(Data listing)
******************************
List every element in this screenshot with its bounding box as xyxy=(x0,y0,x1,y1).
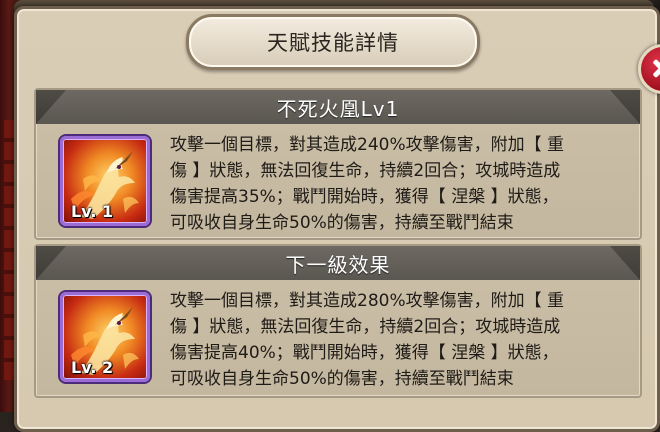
skill-level-badge: Lv. 2 xyxy=(71,358,114,377)
description-line: 攻擊一個目標，對其造成280%攻擊傷害，附加【 重 xyxy=(170,291,565,311)
next-level-panel: 下一級效果 Lv. 2 攻擊一個目標，對其造成280%攻擊傷害，附加【 重 傷 … xyxy=(34,244,642,398)
next-level-title: 下一級效果 xyxy=(285,252,391,277)
dialog-title-plate: 天賦技能詳情 xyxy=(186,14,480,70)
current-skill-header: 不死火凰Lv1 xyxy=(36,90,640,124)
next-level-description: 攻擊一個目標，對其造成280%攻擊傷害，附加【 重 傷 】狀態，無法回復生命，持… xyxy=(170,288,630,392)
description-line: 傷害提高35%；戰鬥開始時，獲得【 涅槃 】狀態， xyxy=(170,187,559,207)
skill-level-badge: Lv. 1 xyxy=(71,202,114,221)
phoenix-icon[interactable]: Lv. 2 xyxy=(60,292,150,382)
description-line: 傷 】狀態，無法回復生命，持續2回合；攻城時造成 xyxy=(170,161,561,181)
description-line: 攻擊一個目標，對其造成240%攻擊傷害，附加【 重 xyxy=(170,135,565,155)
current-skill-name: 不死火凰Lv1 xyxy=(276,96,400,121)
phoenix-icon[interactable]: Lv. 1 xyxy=(60,136,150,226)
description-line: 傷害提高40%；戰鬥開始時，獲得【 涅槃 】狀態， xyxy=(170,343,559,363)
current-skill-panel: 不死火凰Lv1 Lv. 1 攻擊一個目標，對其造成240%攻擊傷害，附加【 重 … xyxy=(34,88,642,240)
description-line: 傷 】狀態，無法回復生命，持續2回合；攻城時造成 xyxy=(170,317,561,337)
description-line: 可吸收自身生命50%的傷害，持續至戰鬥結束 xyxy=(170,213,514,233)
next-level-header: 下一級效果 xyxy=(36,246,640,280)
current-skill-description: 攻擊一個目標，對其造成240%攻擊傷害，附加【 重 傷 】狀態，無法回復生命，持… xyxy=(170,132,630,236)
description-line: 可吸收自身生命50%的傷害，持續至戰鬥結束 xyxy=(170,369,514,389)
dialog-title: 天賦技能詳情 xyxy=(267,31,399,55)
******************************
STATED TASK -> Copy each of the rows above word for word, omitting the picture.

RESULT OF THIS EXERCISE ->
List every element in this screenshot with its bounding box as xyxy=(x0,y0,x1,y1).
skill-level-badge: Lv. 2 xyxy=(71,358,114,377)
description-line: 攻擊一個目標，對其造成280%攻擊傷害，附加【 重 xyxy=(170,291,565,311)
next-level-panel: 下一級效果 Lv. 2 攻擊一個目標，對其造成280%攻擊傷害，附加【 重 傷 … xyxy=(34,244,642,398)
next-level-title: 下一級效果 xyxy=(285,252,391,277)
dialog-title-plate: 天賦技能詳情 xyxy=(186,14,480,70)
current-skill-header: 不死火凰Lv1 xyxy=(36,90,640,124)
next-level-description: 攻擊一個目標，對其造成280%攻擊傷害，附加【 重 傷 】狀態，無法回復生命，持… xyxy=(170,288,630,392)
description-line: 傷害提高35%；戰鬥開始時，獲得【 涅槃 】狀態， xyxy=(170,187,559,207)
skill-level-badge: Lv. 1 xyxy=(71,202,114,221)
phoenix-icon[interactable]: Lv. 2 xyxy=(60,292,150,382)
description-line: 傷 】狀態，無法回復生命，持續2回合；攻城時造成 xyxy=(170,161,561,181)
description-line: 攻擊一個目標，對其造成240%攻擊傷害，附加【 重 xyxy=(170,135,565,155)
current-skill-name: 不死火凰Lv1 xyxy=(276,96,400,121)
phoenix-icon[interactable]: Lv. 1 xyxy=(60,136,150,226)
description-line: 傷害提高40%；戰鬥開始時，獲得【 涅槃 】狀態， xyxy=(170,343,559,363)
current-skill-panel: 不死火凰Lv1 Lv. 1 攻擊一個目標，對其造成240%攻擊傷害，附加【 重 … xyxy=(34,88,642,240)
description-line: 傷 】狀態，無法回復生命，持續2回合；攻城時造成 xyxy=(170,317,561,337)
description-line: 可吸收自身生命50%的傷害，持續至戰鬥結束 xyxy=(170,213,514,233)
next-level-header: 下一級效果 xyxy=(36,246,640,280)
current-skill-description: 攻擊一個目標，對其造成240%攻擊傷害，附加【 重 傷 】狀態，無法回復生命，持… xyxy=(170,132,630,236)
description-line: 可吸收自身生命50%的傷害，持續至戰鬥結束 xyxy=(170,369,514,389)
dialog-title: 天賦技能詳情 xyxy=(267,31,399,55)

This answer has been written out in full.